▶ _EXERCISE DETAILS_: Wherever "label" appears in a line, list that line.

______

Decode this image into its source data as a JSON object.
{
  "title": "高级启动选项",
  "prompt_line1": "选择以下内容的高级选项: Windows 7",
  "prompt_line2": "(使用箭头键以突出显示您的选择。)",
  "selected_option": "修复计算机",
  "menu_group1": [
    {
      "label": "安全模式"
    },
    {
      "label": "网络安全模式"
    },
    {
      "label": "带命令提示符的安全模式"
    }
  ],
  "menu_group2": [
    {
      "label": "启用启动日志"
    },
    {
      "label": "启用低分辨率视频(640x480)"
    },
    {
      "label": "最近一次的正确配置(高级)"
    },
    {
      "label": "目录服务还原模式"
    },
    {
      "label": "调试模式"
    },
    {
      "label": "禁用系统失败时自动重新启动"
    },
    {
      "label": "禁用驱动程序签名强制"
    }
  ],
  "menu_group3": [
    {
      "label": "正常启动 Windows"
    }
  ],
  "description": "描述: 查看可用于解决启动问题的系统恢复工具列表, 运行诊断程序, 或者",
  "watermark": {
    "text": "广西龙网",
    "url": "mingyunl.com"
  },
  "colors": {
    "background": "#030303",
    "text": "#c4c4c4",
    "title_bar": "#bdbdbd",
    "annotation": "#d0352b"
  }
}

______

▶ _THE OUTPUT_:
      "label": "安全模式"
      "label": "网络安全模式"
      "label": "带命令提示符的安全模式"
      "label": "启用启动日志"
      "label": "启用低分辨率视频(640x480)"
      "label": "最近一次的正确配置(高级)"
      "label": "目录服务还原模式"
      "label": "调试模式"
      "label": "禁用系统失败时自动重新启动"
      "label": "禁用驱动程序签名强制"
      "label": "正常启动 Windows"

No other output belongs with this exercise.